Omit every picture and write out the rest of the records exactly.

Figure data in JSON:

=-=-=

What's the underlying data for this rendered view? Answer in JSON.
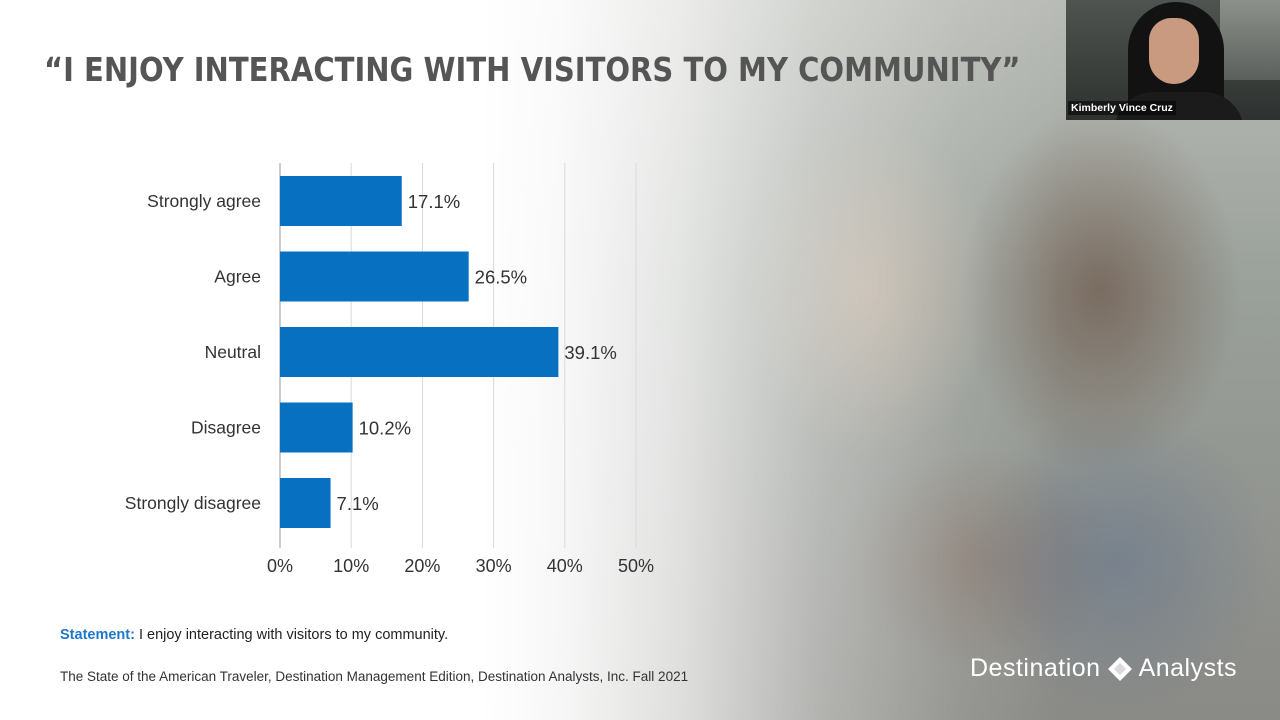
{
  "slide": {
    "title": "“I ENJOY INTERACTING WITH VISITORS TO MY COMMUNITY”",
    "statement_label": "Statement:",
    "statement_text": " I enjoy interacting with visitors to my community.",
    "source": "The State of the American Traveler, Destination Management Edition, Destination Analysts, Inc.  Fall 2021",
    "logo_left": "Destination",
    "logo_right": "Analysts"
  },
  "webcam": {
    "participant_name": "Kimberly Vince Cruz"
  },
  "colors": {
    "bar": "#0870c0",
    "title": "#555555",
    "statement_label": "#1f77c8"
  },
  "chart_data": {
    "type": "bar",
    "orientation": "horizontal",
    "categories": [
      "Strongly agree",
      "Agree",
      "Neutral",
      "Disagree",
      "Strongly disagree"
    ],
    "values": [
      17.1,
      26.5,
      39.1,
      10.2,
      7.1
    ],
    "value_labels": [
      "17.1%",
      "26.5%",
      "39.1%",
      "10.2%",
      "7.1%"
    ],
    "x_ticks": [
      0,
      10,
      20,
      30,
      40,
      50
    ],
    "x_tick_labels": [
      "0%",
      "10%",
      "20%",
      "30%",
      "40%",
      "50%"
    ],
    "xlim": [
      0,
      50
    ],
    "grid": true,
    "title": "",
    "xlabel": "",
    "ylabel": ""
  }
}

=-=-=

The reply →
What's the underlying data for this rendered view? Answer in JSON.
{
  "slide": {
    "title": "“I ENJOY INTERACTING WITH VISITORS TO MY COMMUNITY”",
    "statement_label": "Statement:",
    "statement_text": " I enjoy interacting with visitors to my community.",
    "source": "The State of the American Traveler, Destination Management Edition, Destination Analysts, Inc.  Fall 2021",
    "logo_left": "Destination",
    "logo_right": "Analysts"
  },
  "webcam": {
    "participant_name": "Kimberly Vince Cruz"
  },
  "colors": {
    "bar": "#0870c0",
    "title": "#555555",
    "statement_label": "#1f77c8"
  },
  "chart_data": {
    "type": "bar",
    "orientation": "horizontal",
    "categories": [
      "Strongly agree",
      "Agree",
      "Neutral",
      "Disagree",
      "Strongly disagree"
    ],
    "values": [
      17.1,
      26.5,
      39.1,
      10.2,
      7.1
    ],
    "value_labels": [
      "17.1%",
      "26.5%",
      "39.1%",
      "10.2%",
      "7.1%"
    ],
    "x_ticks": [
      0,
      10,
      20,
      30,
      40,
      50
    ],
    "x_tick_labels": [
      "0%",
      "10%",
      "20%",
      "30%",
      "40%",
      "50%"
    ],
    "xlim": [
      0,
      50
    ],
    "grid": true,
    "title": "",
    "xlabel": "",
    "ylabel": ""
  }
}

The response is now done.